Start of Extracted material

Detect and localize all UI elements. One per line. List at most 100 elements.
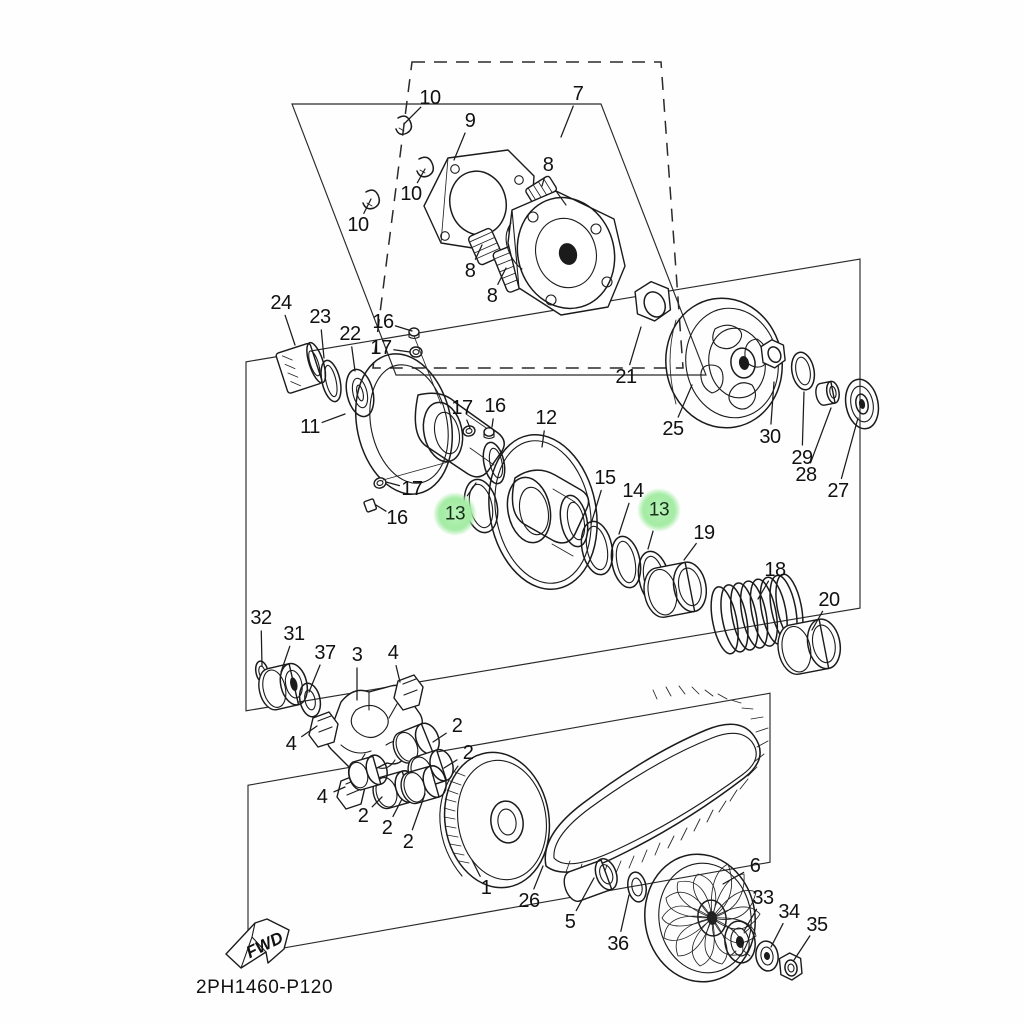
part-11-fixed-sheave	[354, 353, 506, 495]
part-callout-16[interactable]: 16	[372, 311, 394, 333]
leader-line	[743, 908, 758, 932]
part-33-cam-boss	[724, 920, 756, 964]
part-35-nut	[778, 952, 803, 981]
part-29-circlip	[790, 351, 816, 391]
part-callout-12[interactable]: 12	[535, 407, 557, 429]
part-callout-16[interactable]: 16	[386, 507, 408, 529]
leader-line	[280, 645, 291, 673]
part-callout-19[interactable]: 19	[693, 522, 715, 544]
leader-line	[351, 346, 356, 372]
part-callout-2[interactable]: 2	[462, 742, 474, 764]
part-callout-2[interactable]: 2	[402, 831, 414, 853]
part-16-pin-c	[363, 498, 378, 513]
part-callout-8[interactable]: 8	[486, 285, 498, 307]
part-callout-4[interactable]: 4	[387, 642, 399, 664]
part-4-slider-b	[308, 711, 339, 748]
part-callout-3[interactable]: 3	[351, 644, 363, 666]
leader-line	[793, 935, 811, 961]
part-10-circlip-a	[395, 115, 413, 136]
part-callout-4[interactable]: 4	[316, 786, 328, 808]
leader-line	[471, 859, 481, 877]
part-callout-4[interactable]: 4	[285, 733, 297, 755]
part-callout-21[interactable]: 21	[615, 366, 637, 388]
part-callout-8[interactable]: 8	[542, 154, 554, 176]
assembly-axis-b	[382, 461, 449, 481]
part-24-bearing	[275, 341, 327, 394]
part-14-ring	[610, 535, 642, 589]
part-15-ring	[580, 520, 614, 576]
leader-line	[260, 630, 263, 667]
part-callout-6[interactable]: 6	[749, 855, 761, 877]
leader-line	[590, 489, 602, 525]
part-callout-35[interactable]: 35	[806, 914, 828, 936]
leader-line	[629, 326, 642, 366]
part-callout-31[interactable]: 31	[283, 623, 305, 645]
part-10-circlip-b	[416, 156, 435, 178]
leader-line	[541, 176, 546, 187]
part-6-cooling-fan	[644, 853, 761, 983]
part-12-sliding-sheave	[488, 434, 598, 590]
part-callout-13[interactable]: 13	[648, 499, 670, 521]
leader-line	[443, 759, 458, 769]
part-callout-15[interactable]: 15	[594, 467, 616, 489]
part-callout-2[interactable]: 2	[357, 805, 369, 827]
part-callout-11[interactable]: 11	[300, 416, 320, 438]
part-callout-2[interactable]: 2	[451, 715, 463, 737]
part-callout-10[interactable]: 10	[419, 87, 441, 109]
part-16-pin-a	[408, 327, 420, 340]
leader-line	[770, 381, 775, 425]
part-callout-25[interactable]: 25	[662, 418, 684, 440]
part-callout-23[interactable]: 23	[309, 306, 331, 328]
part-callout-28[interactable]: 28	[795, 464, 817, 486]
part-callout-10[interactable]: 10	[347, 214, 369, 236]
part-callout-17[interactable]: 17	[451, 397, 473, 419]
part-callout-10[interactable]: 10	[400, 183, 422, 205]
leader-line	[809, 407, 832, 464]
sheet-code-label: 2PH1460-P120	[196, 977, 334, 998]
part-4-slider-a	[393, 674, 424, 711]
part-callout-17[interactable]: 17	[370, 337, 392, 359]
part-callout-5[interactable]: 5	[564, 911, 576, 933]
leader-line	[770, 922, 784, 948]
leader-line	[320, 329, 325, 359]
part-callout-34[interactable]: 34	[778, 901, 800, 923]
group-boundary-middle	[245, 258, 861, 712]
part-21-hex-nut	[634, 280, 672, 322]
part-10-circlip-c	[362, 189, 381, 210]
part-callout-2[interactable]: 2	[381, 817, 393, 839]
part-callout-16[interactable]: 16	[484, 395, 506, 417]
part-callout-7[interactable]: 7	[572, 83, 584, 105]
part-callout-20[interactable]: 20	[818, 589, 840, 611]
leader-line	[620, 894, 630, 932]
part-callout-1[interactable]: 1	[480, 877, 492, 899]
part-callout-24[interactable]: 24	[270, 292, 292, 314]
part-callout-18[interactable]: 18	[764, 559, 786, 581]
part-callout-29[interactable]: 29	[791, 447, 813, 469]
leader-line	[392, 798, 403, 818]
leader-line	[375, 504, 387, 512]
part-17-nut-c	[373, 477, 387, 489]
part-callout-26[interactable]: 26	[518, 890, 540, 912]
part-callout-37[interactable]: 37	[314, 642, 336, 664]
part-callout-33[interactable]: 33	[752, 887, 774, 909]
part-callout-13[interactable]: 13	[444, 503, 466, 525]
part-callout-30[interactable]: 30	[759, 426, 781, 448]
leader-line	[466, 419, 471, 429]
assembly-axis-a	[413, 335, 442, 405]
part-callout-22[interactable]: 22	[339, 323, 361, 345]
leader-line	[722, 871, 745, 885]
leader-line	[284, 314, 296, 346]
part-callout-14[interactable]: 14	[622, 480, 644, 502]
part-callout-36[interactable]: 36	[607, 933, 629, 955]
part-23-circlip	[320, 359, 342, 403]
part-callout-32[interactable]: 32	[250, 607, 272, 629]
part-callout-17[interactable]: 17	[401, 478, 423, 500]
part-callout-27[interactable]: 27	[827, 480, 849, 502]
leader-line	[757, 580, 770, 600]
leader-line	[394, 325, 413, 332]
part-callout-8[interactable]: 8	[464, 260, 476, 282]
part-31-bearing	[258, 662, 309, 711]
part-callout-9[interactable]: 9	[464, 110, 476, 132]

End of Extracted material
Start of Extracted material

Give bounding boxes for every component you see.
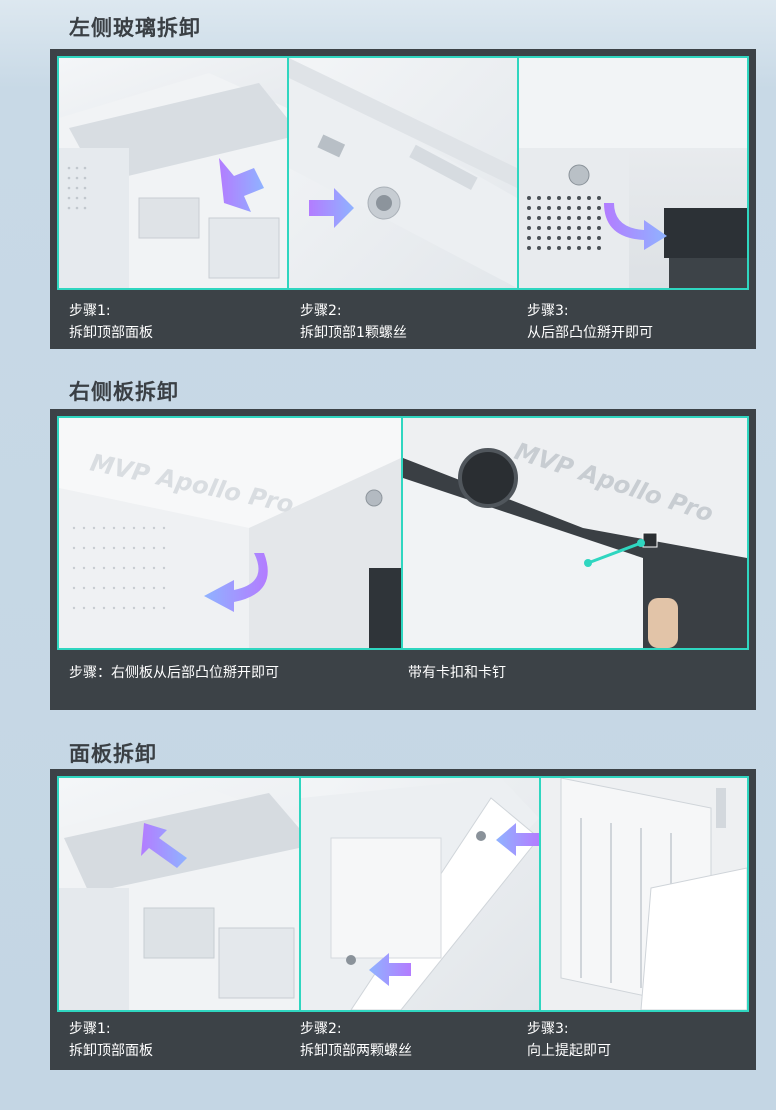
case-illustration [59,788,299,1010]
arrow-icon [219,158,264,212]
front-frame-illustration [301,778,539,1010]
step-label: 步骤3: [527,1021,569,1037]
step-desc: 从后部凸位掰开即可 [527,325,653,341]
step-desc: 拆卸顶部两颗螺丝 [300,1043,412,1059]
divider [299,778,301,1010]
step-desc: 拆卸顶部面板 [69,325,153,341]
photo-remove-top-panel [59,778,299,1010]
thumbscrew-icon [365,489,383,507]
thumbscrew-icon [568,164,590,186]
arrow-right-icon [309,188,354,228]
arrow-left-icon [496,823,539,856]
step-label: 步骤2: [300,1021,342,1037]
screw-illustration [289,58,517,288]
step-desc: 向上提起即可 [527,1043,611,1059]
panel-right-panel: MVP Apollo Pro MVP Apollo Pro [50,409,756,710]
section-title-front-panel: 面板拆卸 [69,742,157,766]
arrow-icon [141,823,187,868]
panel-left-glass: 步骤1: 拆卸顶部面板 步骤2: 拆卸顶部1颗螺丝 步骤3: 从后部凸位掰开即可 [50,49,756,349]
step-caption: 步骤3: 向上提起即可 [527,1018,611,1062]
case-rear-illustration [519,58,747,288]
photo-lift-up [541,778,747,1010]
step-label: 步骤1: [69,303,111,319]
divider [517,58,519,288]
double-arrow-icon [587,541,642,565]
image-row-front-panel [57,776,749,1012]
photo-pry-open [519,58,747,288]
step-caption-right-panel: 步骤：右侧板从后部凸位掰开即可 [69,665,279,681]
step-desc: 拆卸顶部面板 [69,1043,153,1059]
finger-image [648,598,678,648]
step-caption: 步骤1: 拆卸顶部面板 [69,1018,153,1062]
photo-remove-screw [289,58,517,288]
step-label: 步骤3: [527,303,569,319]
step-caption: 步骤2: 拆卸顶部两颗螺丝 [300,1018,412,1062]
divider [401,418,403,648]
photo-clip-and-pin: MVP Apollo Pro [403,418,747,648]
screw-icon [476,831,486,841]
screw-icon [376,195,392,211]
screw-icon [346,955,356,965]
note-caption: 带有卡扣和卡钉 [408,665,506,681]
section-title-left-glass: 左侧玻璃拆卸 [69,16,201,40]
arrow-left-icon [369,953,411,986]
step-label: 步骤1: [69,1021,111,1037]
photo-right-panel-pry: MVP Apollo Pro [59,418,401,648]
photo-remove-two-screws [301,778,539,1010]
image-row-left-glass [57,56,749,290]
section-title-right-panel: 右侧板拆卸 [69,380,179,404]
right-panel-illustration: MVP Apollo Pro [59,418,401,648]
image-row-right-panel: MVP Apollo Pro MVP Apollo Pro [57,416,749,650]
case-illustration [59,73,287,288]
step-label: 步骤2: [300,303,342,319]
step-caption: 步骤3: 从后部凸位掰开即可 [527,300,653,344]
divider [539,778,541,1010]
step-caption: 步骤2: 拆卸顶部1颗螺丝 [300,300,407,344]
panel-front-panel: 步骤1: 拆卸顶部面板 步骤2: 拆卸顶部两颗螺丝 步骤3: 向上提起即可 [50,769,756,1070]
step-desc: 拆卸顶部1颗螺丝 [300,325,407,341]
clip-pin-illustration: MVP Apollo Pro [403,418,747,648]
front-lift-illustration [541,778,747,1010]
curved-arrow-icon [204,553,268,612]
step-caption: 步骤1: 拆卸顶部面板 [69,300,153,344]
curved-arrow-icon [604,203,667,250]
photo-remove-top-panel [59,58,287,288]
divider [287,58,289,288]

End of Extracted material

- _Task directions_
Please reproduce the rows above word for word, starting at the row that contains "353, 506, 495]" and stopping after the row that contains "464, 817, 486]".

- _Exercise result_
part-11-fixed-sheave	[354, 353, 506, 495]
part-callout-16[interactable]: 16	[372, 311, 394, 333]
leader-line	[743, 908, 758, 932]
part-33-cam-boss	[724, 920, 756, 964]
part-35-nut	[778, 952, 803, 981]
part-29-circlip	[790, 351, 816, 391]
part-callout-12[interactable]: 12	[535, 407, 557, 429]
part-callout-16[interactable]: 16	[386, 507, 408, 529]
leader-line	[280, 645, 291, 673]
part-callout-19[interactable]: 19	[693, 522, 715, 544]
leader-line	[351, 346, 356, 372]
part-callout-2[interactable]: 2	[462, 742, 474, 764]
part-callout-2[interactable]: 2	[402, 831, 414, 853]
part-16-pin-c	[363, 498, 378, 513]
part-callout-8[interactable]: 8	[486, 285, 498, 307]
part-callout-4[interactable]: 4	[387, 642, 399, 664]
part-4-slider-b	[308, 711, 339, 748]
part-callout-3[interactable]: 3	[351, 644, 363, 666]
leader-line	[793, 935, 811, 961]
part-10-circlip-a	[395, 115, 413, 136]
part-callout-4[interactable]: 4	[316, 786, 328, 808]
leader-line	[471, 859, 481, 877]
part-callout-4[interactable]: 4	[285, 733, 297, 755]
part-callout-21[interactable]: 21	[615, 366, 637, 388]
part-callout-8[interactable]: 8	[542, 154, 554, 176]
assembly-axis-b	[382, 461, 449, 481]
part-24-bearing	[275, 341, 327, 394]
part-14-ring	[610, 535, 642, 589]
part-15-ring	[580, 520, 614, 576]
leader-line	[260, 630, 263, 667]
part-callout-6[interactable]: 6	[749, 855, 761, 877]
leader-line	[590, 489, 602, 525]
part-callout-35[interactable]: 35	[806, 914, 828, 936]
leader-line	[629, 326, 642, 366]
part-callout-31[interactable]: 31	[283, 623, 305, 645]
part-10-circlip-b	[416, 156, 435, 178]
leader-line	[541, 176, 546, 187]
part-6-cooling-fan	[644, 853, 761, 983]
part-12-sliding-sheave	[488, 434, 598, 590]
part-callout-13[interactable]: 13	[648, 499, 670, 521]
leader-line	[443, 759, 458, 769]
part-callout-15[interactable]: 15	[594, 467, 616, 489]
part-callout-2[interactable]: 2	[357, 805, 369, 827]
part-callout-11[interactable]: 11	[300, 416, 320, 438]
part-callout-2[interactable]: 2	[451, 715, 463, 737]
part-callout-10[interactable]: 10	[419, 87, 441, 109]
part-16-pin-a	[408, 327, 420, 340]
leader-line	[770, 381, 775, 425]
part-callout-25[interactable]: 25	[662, 418, 684, 440]
part-callout-23[interactable]: 23	[309, 306, 331, 328]
part-callout-28[interactable]: 28	[795, 464, 817, 486]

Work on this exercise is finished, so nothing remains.